Requirements
Quote every line as given.

[Data listing]
# # # # # # #
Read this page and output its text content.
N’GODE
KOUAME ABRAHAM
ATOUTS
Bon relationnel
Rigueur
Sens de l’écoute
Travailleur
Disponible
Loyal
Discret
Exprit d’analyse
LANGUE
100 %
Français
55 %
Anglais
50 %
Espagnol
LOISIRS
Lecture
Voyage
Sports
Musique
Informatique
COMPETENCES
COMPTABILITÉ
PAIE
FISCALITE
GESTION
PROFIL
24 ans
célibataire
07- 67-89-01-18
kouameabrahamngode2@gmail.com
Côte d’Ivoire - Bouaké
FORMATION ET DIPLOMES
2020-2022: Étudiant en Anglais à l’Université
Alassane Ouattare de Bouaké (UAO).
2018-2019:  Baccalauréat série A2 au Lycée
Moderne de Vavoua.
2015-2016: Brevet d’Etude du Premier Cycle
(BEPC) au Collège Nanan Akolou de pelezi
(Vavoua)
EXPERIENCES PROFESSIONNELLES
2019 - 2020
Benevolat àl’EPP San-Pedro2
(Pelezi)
# # # # # # #
Written reply
Read this page and output its text content.
N’GODE
KOUAME ABRAHAM
ATOUTS
Bon relationnel
Rigueur
Sens de l’écoute
Travailleur
Disponible
Loyal
Discret
Exprit d’analyse
LANGUE
100 %
Français
55 %
Anglais
50 %
Espagnol
LOISIRS
Lecture
Voyage
Sports
Musique
Informatique
COMPETENCES
COMPTABILITÉ
PAIE
FISCALITE
GESTION
PROFIL
24 ans
célibataire
07- 67-89-01-18
kouameabrahamngode2@gmail.com
Côte d’Ivoire - Bouaké
FORMATION ET DIPLOMES
2020-2022: Étudiant en Anglais à l’Université
Alassane Ouattare de Bouaké (UAO).
2018-2019:  Baccalauréat série A2 au Lycée
Moderne de Vavoua.
2015-2016: Brevet d’Etude du Premier Cycle
(BEPC) au Collège Nanan Akolou de pelezi
(Vavoua)
EXPERIENCES PROFESSIONNELLES
2019 - 2020
Benevolat àl’EPP San-Pedro2
(Pelezi)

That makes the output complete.